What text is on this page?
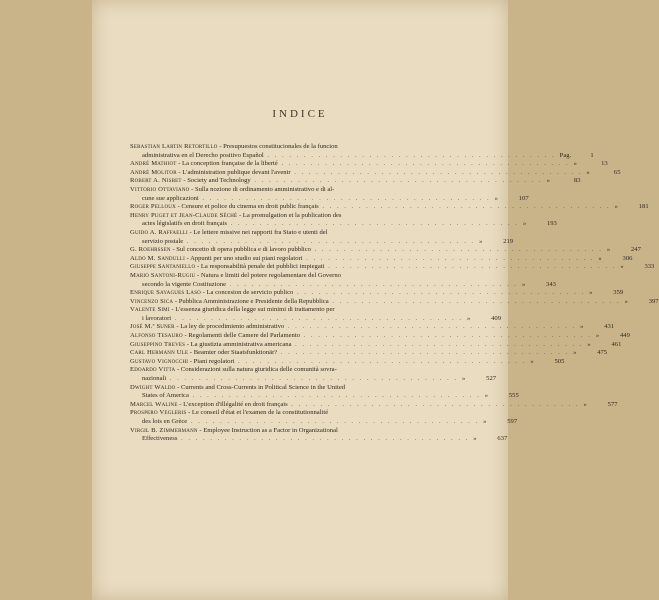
INDICE
Sebastian Lartin Retortillo - Presupuestos constitucionales de la funcion
administrativa en el Derecho positivo Español . . . . . . . . . . . . . . . . . . . . . . . . . . . . . . . . . . . . . . . . Pag.	1
André Mathiot - La conception française de la liberté . . . . . . . . . . . . . . . . . . . . . . . . . . . . . . . . . . . . . . . . »	13
André Molitor - L'administration publique devant l'avenir . . . . . . . . . . . . . . . . . . . . . . . . . . . . . . . . . . . . . . . . »	65
Robert A. Nisbet - Society and Technology . . . . . . . . . . . . . . . . . . . . . . . . . . . . . . . . . . . . . . . . »	83
Vittorio Ottaviano - Sulla nozione di ordinamento amministrativo e di al-
cune sue applicazioni . . . . . . . . . . . . . . . . . . . . . . . . . . . . . . . . . . . . . . . . »	107
Roger Pelloux - Censure et police du cinema en droit public français . . . . . . . . . . . . . . . . . . . . . . . . . . . . . . . . . . . . . . . . »	181
Henry Puget et Jean-Claude Séché - La promulgation et la publication des
actes législatifs en droit français . . . . . . . . . . . . . . . . . . . . . . . . . . . . . . . . . . . . . . . . »	193
Guido A. Raffaelli - Le lettere missive nei rapporti fra Stato e utenti del
servizio postale . . . . . . . . . . . . . . . . . . . . . . . . . . . . . . . . . . . . . . . . »	219
G. Roehrssen - Sul concetto di opera pubblica e di lavoro pubblico . . . . . . . . . . . . . . . . . . . . . . . . . . . . . . . . . . . . . . . . »	247
Aldo M. Sandulli - Appunti per uno studio sui piani regolatori . . . . . . . . . . . . . . . . . . . . . . . . . . . . . . . . . . . . . . . . »	306
Giuseppe Santaniello - La responsabilità penale dei pubblici impiegati . . . . . . . . . . . . . . . . . . . . . . . . . . . . . . . . . . . . . . . . »	333
Mario Santoni-Rugiu - Natura e limiti del potere regolamentare del Governo
secondo la vigente Costituzione . . . . . . . . . . . . . . . . . . . . . . . . . . . . . . . . . . . . . . . . »	343
Enrique Sayagues Laso - La concesion de servicio publico . . . . . . . . . . . . . . . . . . . . . . . . . . . . . . . . . . . . . . . . »	359
Vincenzo Sica - Pubblica Amministrazione e Presidente della Repubblica . . . . . . . . . . . . . . . . . . . . . . . . . . . . . . . . . . . . . . . . »	397
Valente Simi - L'essenza giuridica della legge sui minimi di trattamento per
i lavoratori . . . . . . . . . . . . . . . . . . . . . . . . . . . . . . . . . . . . . . . . »	409
José M.ª Suner - La ley de procedimiento administrativo . . . . . . . . . . . . . . . . . . . . . . . . . . . . . . . . . . . . . . . . »	431
Alfonso Tesauro - Regolamenti delle Camere del Parlamento . . . . . . . . . . . . . . . . . . . . . . . . . . . . . . . . . . . . . . . . »	449
Giuseppino Treves - La giustizia amministrativa americana . . . . . . . . . . . . . . . . . . . . . . . . . . . . . . . . . . . . . . . . »	461
Carl Hermann Ule - Beamter oder Staatsfunktionär? . . . . . . . . . . . . . . . . . . . . . . . . . . . . . . . . . . . . . . . . »	475
Gustavo Vignocchi - Piani regolatori . . . . . . . . . . . . . . . . . . . . . . . . . . . . . . . . . . . . . . . . »	505
Edoardo Vitta - Considerazioni sulla natura giuridica delle comunità sovra-
nazionali . . . . . . . . . . . . . . . . . . . . . . . . . . . . . . . . . . . . . . . . »	527
Dwight Waldo - Currents and Cross-Currents in Political Science in the United
States of America . . . . . . . . . . . . . . . . . . . . . . . . . . . . . . . . . . . . . . . . »	555
Marcel Waline - L'exception d'illégalité en droit français . . . . . . . . . . . . . . . . . . . . . . . . . . . . . . . . . . . . . . . . »	577
Prospero Vegleris - Le conseil d'état et l'examen de la constitutionnalité
des lois en Grèce . . . . . . . . . . . . . . . . . . . . . . . . . . . . . . . . . . . . . . . . »	597
Virgil B. Zimmermann - Employee Instruction as a Factor in Organizational
Effectiveness . . . . . . . . . . . . . . . . . . . . . . . . . . . . . . . . . . . . . . . . »	637
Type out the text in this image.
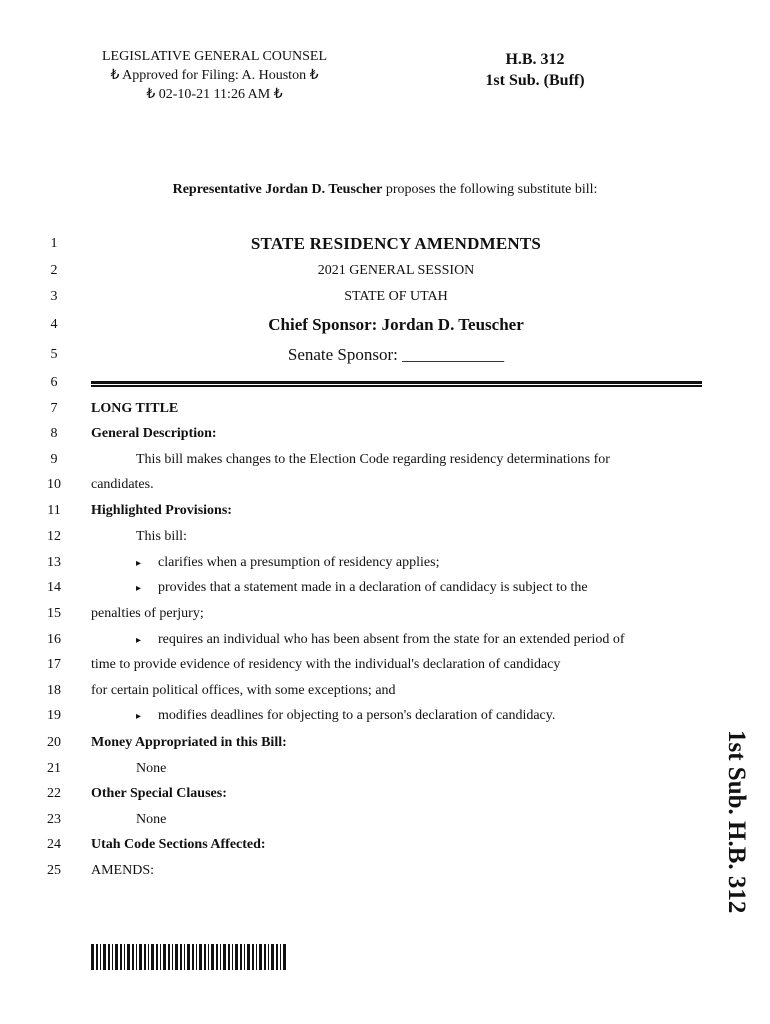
LEGISLATIVE GENERAL COUNSEL
₺ Approved for Filing: A. Houston ₺
₺ 02-10-21 11:26 AM ₺
H.B. 312
1st Sub. (Buff)
Representative Jordan D. Teuscher proposes the following substitute bill:
1
2
3
4
5
6
7
8
9
10
11
12
13
14
15
16
17
18
19
20
21
22
23
24
25
STATE RESIDENCY AMENDMENTS
2021 GENERAL SESSION
STATE OF UTAH
Chief Sponsor: Jordan D. Teuscher
Senate Sponsor: ____________
LONG TITLE
General Description:
This bill makes changes to the Election Code regarding residency determinations for
candidates.
Highlighted Provisions:
This bill:
▸ clarifies when a presumption of residency applies;
▸ provides that a statement made in a declaration of candidacy is subject to the
penalties of perjury;
▸ requires an individual who has been absent from the state for an extended period of
time to provide evidence of residency with the individual's declaration of candidacy
for certain political offices, with some exceptions; and
▸ modifies deadlines for objecting to a person's declaration of candidacy.
Money Appropriated in this Bill:
None
Other Special Clauses:
None
Utah Code Sections Affected:
AMENDS:	1st Sub. H.B. 312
· · · ·
(PROBLEM TO SOLVE): Transcribe exactly the portion of the material above that runs from the line containing "Type out the text in this image." through its last line, omitting all pictures.

(RESULT OF THE EXERCISE):
Type out the text in this image.
LEGISLATIVE GENERAL COUNSEL
₺ Approved for Filing: A. Houston ₺
₺ 02-10-21 11:26 AM ₺
H.B. 312
1st Sub. (Buff)
Representative Jordan D. Teuscher proposes the following substitute bill:
1
2
3
4
5
6
7
8
9
10
11
12
13
14
15
16
17
18
19
20
21
22
23
24
25
STATE RESIDENCY AMENDMENTS
2021 GENERAL SESSION
STATE OF UTAH
Chief Sponsor: Jordan D. Teuscher
Senate Sponsor: ____________
LONG TITLE
General Description:
This bill makes changes to the Election Code regarding residency determinations for
candidates.
Highlighted Provisions:
This bill:
▸ clarifies when a presumption of residency applies;
▸ provides that a statement made in a declaration of candidacy is subject to the
penalties of perjury;
▸ requires an individual who has been absent from the state for an extended period of
time to provide evidence of residency with the individual's declaration of candidacy
for certain political offices, with some exceptions; and
▸ modifies deadlines for objecting to a person's declaration of candidacy.
Money Appropriated in this Bill:
None
Other Special Clauses:
None
Utah Code Sections Affected:
AMENDS:	1st Sub. H.B. 312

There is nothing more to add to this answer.